■ WHAT IS EXPECTED
Quote all of the data exactly as given. Skip every picture it contains.

■ MATERIAL PROVIDED
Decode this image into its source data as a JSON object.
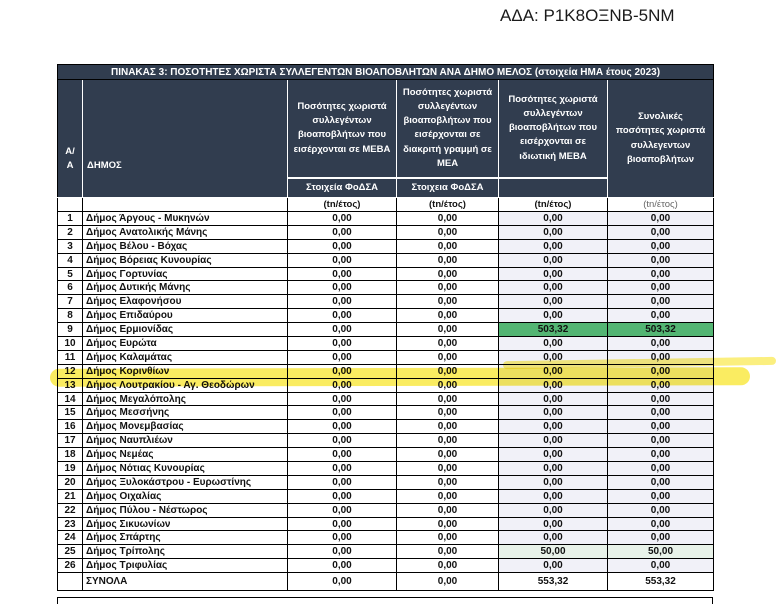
{
  "ada": "ΑΔΑ: Ρ1Κ8ΟΞΝΒ-5ΝΜ",
  "table": {
    "title": "ΠΙΝΑΚΑΣ 3: ΠΟΣΟΤΗΤΕΣ ΧΩΡΙΣΤΑ ΣΥΛΛΕΓΕΝΤΩΝ ΒΙΟΑΠΟΒΛΗΤΩΝ ΑΝΑ ΔΗΜΟ ΜΕΛΟΣ (στοιχεία ΗΜΑ  έτους 2023)",
    "headers": {
      "aa": "Α/Α",
      "dimos": "ΔΗΜΟΣ",
      "col_meva": "Ποσότητες χωριστά συλλεγέντων βιοαποβλήτων που εισέρχονται σε ΜΕΒΑ",
      "col_mea": "Ποσότητες χωριστά συλλεγέντων βιοαποβλήτων που εισέρχονται σε διακριτή γραμμή σε ΜΕΑ",
      "col_private_meva": "Ποσότητες χωριστά συλλεγέντων βιοαποβλήτων που εισέρχονται σε ιδιωτική ΜΕΒΑ",
      "col_total": "Συνολικές ποσότητες χωριστά συλλεγεντων βιοαποβλήτων",
      "sub_meva": "Στοιχεία ΦοΔΣΑ",
      "sub_mea": "Στοιχεια ΦοΔΣΑ",
      "unit": "(tn/έτος)"
    },
    "rows": [
      {
        "aa": "1",
        "name": "Δήμος Άργους - Μυκηνών",
        "values": [
          "0,00",
          "0,00",
          "0,00",
          "0,00"
        ]
      },
      {
        "aa": "2",
        "name": "Δήμος Ανατολικής Μάνης",
        "values": [
          "0,00",
          "0,00",
          "0,00",
          "0,00"
        ]
      },
      {
        "aa": "3",
        "name": "Δήμος Βέλου - Βόχας",
        "values": [
          "0,00",
          "0,00",
          "0,00",
          "0,00"
        ]
      },
      {
        "aa": "4",
        "name": "Δήμος Βόρειας Κυνουρίας",
        "values": [
          "0,00",
          "0,00",
          "0,00",
          "0,00"
        ]
      },
      {
        "aa": "5",
        "name": "Δήμος Γορτυνίας",
        "values": [
          "0,00",
          "0,00",
          "0,00",
          "0,00"
        ]
      },
      {
        "aa": "6",
        "name": "Δήμος Δυτικής Μάνης",
        "values": [
          "0,00",
          "0,00",
          "0,00",
          "0,00"
        ]
      },
      {
        "aa": "7",
        "name": "Δήμος Ελαφονήσου",
        "values": [
          "0,00",
          "0,00",
          "0,00",
          "0,00"
        ]
      },
      {
        "aa": "8",
        "name": "Δήμος Επιδαύρου",
        "values": [
          "0,00",
          "0,00",
          "0,00",
          "0,00"
        ]
      },
      {
        "aa": "9",
        "name": "Δήμος Ερμιονίδας",
        "values": [
          "0,00",
          "0,00",
          "503,32",
          "503,32"
        ],
        "cell_highlight": "green"
      },
      {
        "aa": "10",
        "name": "Δήμος Ευρώτα",
        "values": [
          "0,00",
          "0,00",
          "0,00",
          "0,00"
        ]
      },
      {
        "aa": "11",
        "name": "Δήμος Καλαμάτας",
        "values": [
          "0,00",
          "0,00",
          "0,00",
          "0,00"
        ]
      },
      {
        "aa": "12",
        "name": "Δήμος Κορινθίων",
        "values": [
          "0,00",
          "0,00",
          "0,00",
          "0,00"
        ]
      },
      {
        "aa": "13",
        "name": "Δήμος Λουτρακίου - Αγ. Θεοδώρων",
        "values": [
          "0,00",
          "0,00",
          "0,00",
          "0,00"
        ],
        "row_highlight": "yellow"
      },
      {
        "aa": "14",
        "name": "Δήμος Μεγαλόπολης",
        "values": [
          "0,00",
          "0,00",
          "0,00",
          "0,00"
        ]
      },
      {
        "aa": "15",
        "name": "Δήμος Μεσσήνης",
        "values": [
          "0,00",
          "0,00",
          "0,00",
          "0,00"
        ]
      },
      {
        "aa": "16",
        "name": "Δήμος Μονεμβασίας",
        "values": [
          "0,00",
          "0,00",
          "0,00",
          "0,00"
        ]
      },
      {
        "aa": "17",
        "name": "Δήμος Ναυπλιέων",
        "values": [
          "0,00",
          "0,00",
          "0,00",
          "0,00"
        ]
      },
      {
        "aa": "18",
        "name": "Δήμος Νεμέας",
        "values": [
          "0,00",
          "0,00",
          "0,00",
          "0,00"
        ]
      },
      {
        "aa": "19",
        "name": "Δήμος Νότιας Κυνουρίας",
        "values": [
          "0,00",
          "0,00",
          "0,00",
          "0,00"
        ]
      },
      {
        "aa": "20",
        "name": "Δήμος Ξυλοκάστρου - Ευρωστίνης",
        "values": [
          "0,00",
          "0,00",
          "0,00",
          "0,00"
        ]
      },
      {
        "aa": "21",
        "name": "Δήμος Οιχαλίας",
        "values": [
          "0,00",
          "0,00",
          "0,00",
          "0,00"
        ]
      },
      {
        "aa": "22",
        "name": "Δήμος Πύλου - Νέστωρος",
        "values": [
          "0,00",
          "0,00",
          "0,00",
          "0,00"
        ]
      },
      {
        "aa": "23",
        "name": "Δήμος Σικυωνίων",
        "values": [
          "0,00",
          "0,00",
          "0,00",
          "0,00"
        ]
      },
      {
        "aa": "24",
        "name": "Δήμος Σπάρτης",
        "values": [
          "0,00",
          "0,00",
          "0,00",
          "0,00"
        ]
      },
      {
        "aa": "25",
        "name": "Δήμος Τρίπολης",
        "values": [
          "0,00",
          "0,00",
          "50,00",
          "50,00"
        ],
        "cell_highlight": "lightgreen"
      },
      {
        "aa": "26",
        "name": "Δήμος Τριφυλίας",
        "values": [
          "0,00",
          "0,00",
          "0,00",
          "0,00"
        ]
      }
    ],
    "totals": {
      "label": "ΣΥΝΟΛΑ",
      "values": [
        "0,00",
        "0,00",
        "553,32",
        "553,32"
      ]
    }
  },
  "colors": {
    "header_bg": "#313d4f",
    "highlight_green": "#53b573",
    "highlight_light_green": "#e8f2e9",
    "column_tint": "#f1f1f8",
    "highlighter_yellow": "#f7e000"
  }
}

■ WRITTEN ANSWER
Decode this image into its source data as a JSON object.
{
  "ada": "ΑΔΑ: Ρ1Κ8ΟΞΝΒ-5ΝΜ",
  "table": {
    "title": "ΠΙΝΑΚΑΣ 3: ΠΟΣΟΤΗΤΕΣ ΧΩΡΙΣΤΑ ΣΥΛΛΕΓΕΝΤΩΝ ΒΙΟΑΠΟΒΛΗΤΩΝ ΑΝΑ ΔΗΜΟ ΜΕΛΟΣ (στοιχεία ΗΜΑ  έτους 2023)",
    "headers": {
      "aa": "Α/Α",
      "dimos": "ΔΗΜΟΣ",
      "col_meva": "Ποσότητες χωριστά συλλεγέντων βιοαποβλήτων που εισέρχονται σε ΜΕΒΑ",
      "col_mea": "Ποσότητες χωριστά συλλεγέντων βιοαποβλήτων που εισέρχονται σε διακριτή γραμμή σε ΜΕΑ",
      "col_private_meva": "Ποσότητες χωριστά συλλεγέντων βιοαποβλήτων που εισέρχονται σε ιδιωτική ΜΕΒΑ",
      "col_total": "Συνολικές ποσότητες χωριστά συλλεγεντων βιοαποβλήτων",
      "sub_meva": "Στοιχεία ΦοΔΣΑ",
      "sub_mea": "Στοιχεια ΦοΔΣΑ",
      "unit": "(tn/έτος)"
    },
    "rows": [
      {
        "aa": "1",
        "name": "Δήμος Άργους - Μυκηνών",
        "values": [
          "0,00",
          "0,00",
          "0,00",
          "0,00"
        ]
      },
      {
        "aa": "2",
        "name": "Δήμος Ανατολικής Μάνης",
        "values": [
          "0,00",
          "0,00",
          "0,00",
          "0,00"
        ]
      },
      {
        "aa": "3",
        "name": "Δήμος Βέλου - Βόχας",
        "values": [
          "0,00",
          "0,00",
          "0,00",
          "0,00"
        ]
      },
      {
        "aa": "4",
        "name": "Δήμος Βόρειας Κυνουρίας",
        "values": [
          "0,00",
          "0,00",
          "0,00",
          "0,00"
        ]
      },
      {
        "aa": "5",
        "name": "Δήμος Γορτυνίας",
        "values": [
          "0,00",
          "0,00",
          "0,00",
          "0,00"
        ]
      },
      {
        "aa": "6",
        "name": "Δήμος Δυτικής Μάνης",
        "values": [
          "0,00",
          "0,00",
          "0,00",
          "0,00"
        ]
      },
      {
        "aa": "7",
        "name": "Δήμος Ελαφονήσου",
        "values": [
          "0,00",
          "0,00",
          "0,00",
          "0,00"
        ]
      },
      {
        "aa": "8",
        "name": "Δήμος Επιδαύρου",
        "values": [
          "0,00",
          "0,00",
          "0,00",
          "0,00"
        ]
      },
      {
        "aa": "9",
        "name": "Δήμος Ερμιονίδας",
        "values": [
          "0,00",
          "0,00",
          "503,32",
          "503,32"
        ],
        "cell_highlight": "green"
      },
      {
        "aa": "10",
        "name": "Δήμος Ευρώτα",
        "values": [
          "0,00",
          "0,00",
          "0,00",
          "0,00"
        ]
      },
      {
        "aa": "11",
        "name": "Δήμος Καλαμάτας",
        "values": [
          "0,00",
          "0,00",
          "0,00",
          "0,00"
        ]
      },
      {
        "aa": "12",
        "name": "Δήμος Κορινθίων",
        "values": [
          "0,00",
          "0,00",
          "0,00",
          "0,00"
        ]
      },
      {
        "aa": "13",
        "name": "Δήμος Λουτρακίου - Αγ. Θεοδώρων",
        "values": [
          "0,00",
          "0,00",
          "0,00",
          "0,00"
        ],
        "row_highlight": "yellow"
      },
      {
        "aa": "14",
        "name": "Δήμος Μεγαλόπολης",
        "values": [
          "0,00",
          "0,00",
          "0,00",
          "0,00"
        ]
      },
      {
        "aa": "15",
        "name": "Δήμος Μεσσήνης",
        "values": [
          "0,00",
          "0,00",
          "0,00",
          "0,00"
        ]
      },
      {
        "aa": "16",
        "name": "Δήμος Μονεμβασίας",
        "values": [
          "0,00",
          "0,00",
          "0,00",
          "0,00"
        ]
      },
      {
        "aa": "17",
        "name": "Δήμος Ναυπλιέων",
        "values": [
          "0,00",
          "0,00",
          "0,00",
          "0,00"
        ]
      },
      {
        "aa": "18",
        "name": "Δήμος Νεμέας",
        "values": [
          "0,00",
          "0,00",
          "0,00",
          "0,00"
        ]
      },
      {
        "aa": "19",
        "name": "Δήμος Νότιας Κυνουρίας",
        "values": [
          "0,00",
          "0,00",
          "0,00",
          "0,00"
        ]
      },
      {
        "aa": "20",
        "name": "Δήμος Ξυλοκάστρου - Ευρωστίνης",
        "values": [
          "0,00",
          "0,00",
          "0,00",
          "0,00"
        ]
      },
      {
        "aa": "21",
        "name": "Δήμος Οιχαλίας",
        "values": [
          "0,00",
          "0,00",
          "0,00",
          "0,00"
        ]
      },
      {
        "aa": "22",
        "name": "Δήμος Πύλου - Νέστωρος",
        "values": [
          "0,00",
          "0,00",
          "0,00",
          "0,00"
        ]
      },
      {
        "aa": "23",
        "name": "Δήμος Σικυωνίων",
        "values": [
          "0,00",
          "0,00",
          "0,00",
          "0,00"
        ]
      },
      {
        "aa": "24",
        "name": "Δήμος Σπάρτης",
        "values": [
          "0,00",
          "0,00",
          "0,00",
          "0,00"
        ]
      },
      {
        "aa": "25",
        "name": "Δήμος Τρίπολης",
        "values": [
          "0,00",
          "0,00",
          "50,00",
          "50,00"
        ],
        "cell_highlight": "lightgreen"
      },
      {
        "aa": "26",
        "name": "Δήμος Τριφυλίας",
        "values": [
          "0,00",
          "0,00",
          "0,00",
          "0,00"
        ]
      }
    ],
    "totals": {
      "label": "ΣΥΝΟΛΑ",
      "values": [
        "0,00",
        "0,00",
        "553,32",
        "553,32"
      ]
    }
  },
  "colors": {
    "header_bg": "#313d4f",
    "highlight_green": "#53b573",
    "highlight_light_green": "#e8f2e9",
    "column_tint": "#f1f1f8",
    "highlighter_yellow": "#f7e000"
  }
}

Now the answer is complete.